= GIVEN INSTRUCTION =
In the copy, include every entry exactly but none of the images.

= RECORDS SHOWN =
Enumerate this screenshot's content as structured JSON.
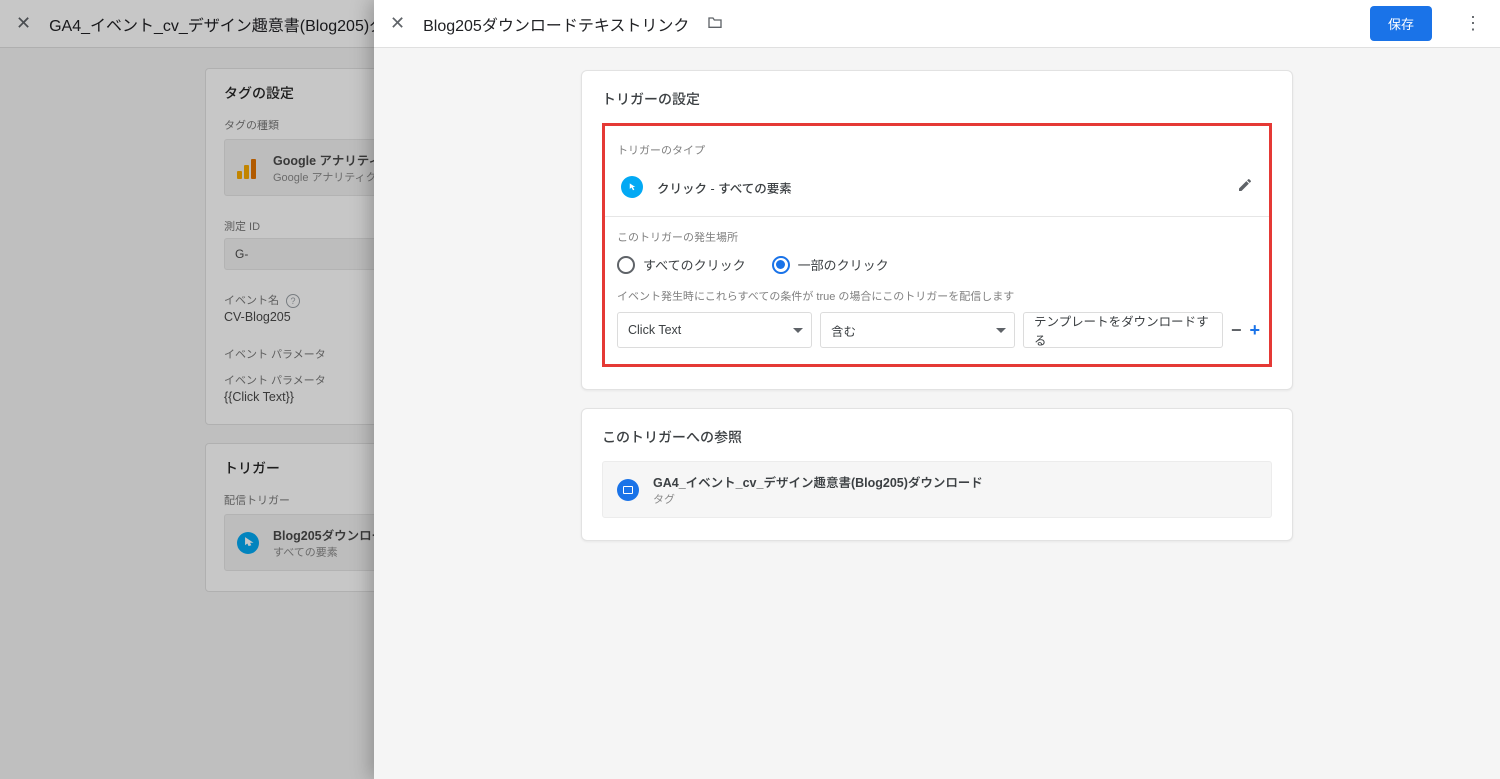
{
  "back": {
    "title": "GA4_イベント_cv_デザイン趣意書(Blog205)ダ",
    "card_tag": {
      "heading": "タグの設定",
      "type_label": "タグの種類",
      "type_title": "Google アナリティ",
      "type_desc": "Google アナリティク",
      "measure_label": "測定 ID",
      "measure_value": "G-",
      "event_name_label": "イベント名",
      "event_name_value": "CV-Blog205",
      "event_param_label": "イベント パラメータ",
      "event_param_sub": "イベント パラメータ",
      "event_param_value": "{{Click Text}}"
    },
    "card_trigger": {
      "heading": "トリガー",
      "fire_label": "配信トリガー",
      "item_title": "Blog205ダウンロー",
      "item_desc": "すべての要素"
    }
  },
  "front": {
    "title": "Blog205ダウンロードテキストリンク",
    "save_label": "保存",
    "config_card": {
      "heading": "トリガーの設定",
      "type_label": "トリガーのタイプ",
      "type_value": "クリック - すべての要素",
      "fires_label": "このトリガーの発生場所",
      "radios": {
        "all": "すべてのクリック",
        "some": "一部のクリック"
      },
      "condition_label": "イベント発生時にこれらすべての条件が true の場合にこのトリガーを配信します",
      "condition": {
        "var": "Click Text",
        "op": "含む",
        "value": "テンプレートをダウンロードする",
        "minus": "−",
        "plus": "+"
      }
    },
    "refs_card": {
      "heading": "このトリガーへの参照",
      "item_title": "GA4_イベント_cv_デザイン趣意書(Blog205)ダウンロード",
      "item_sub": "タグ"
    }
  }
}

= RESPONSE =
Enumerate this screenshot's content as structured JSON.
{
  "back": {
    "title": "GA4_イベント_cv_デザイン趣意書(Blog205)ダ",
    "card_tag": {
      "heading": "タグの設定",
      "type_label": "タグの種類",
      "type_title": "Google アナリティ",
      "type_desc": "Google アナリティク",
      "measure_label": "測定 ID",
      "measure_value": "G-",
      "event_name_label": "イベント名",
      "event_name_value": "CV-Blog205",
      "event_param_label": "イベント パラメータ",
      "event_param_sub": "イベント パラメータ",
      "event_param_value": "{{Click Text}}"
    },
    "card_trigger": {
      "heading": "トリガー",
      "fire_label": "配信トリガー",
      "item_title": "Blog205ダウンロー",
      "item_desc": "すべての要素"
    }
  },
  "front": {
    "title": "Blog205ダウンロードテキストリンク",
    "save_label": "保存",
    "config_card": {
      "heading": "トリガーの設定",
      "type_label": "トリガーのタイプ",
      "type_value": "クリック - すべての要素",
      "fires_label": "このトリガーの発生場所",
      "radios": {
        "all": "すべてのクリック",
        "some": "一部のクリック"
      },
      "condition_label": "イベント発生時にこれらすべての条件が true の場合にこのトリガーを配信します",
      "condition": {
        "var": "Click Text",
        "op": "含む",
        "value": "テンプレートをダウンロードする",
        "minus": "−",
        "plus": "+"
      }
    },
    "refs_card": {
      "heading": "このトリガーへの参照",
      "item_title": "GA4_イベント_cv_デザイン趣意書(Blog205)ダウンロード",
      "item_sub": "タグ"
    }
  }
}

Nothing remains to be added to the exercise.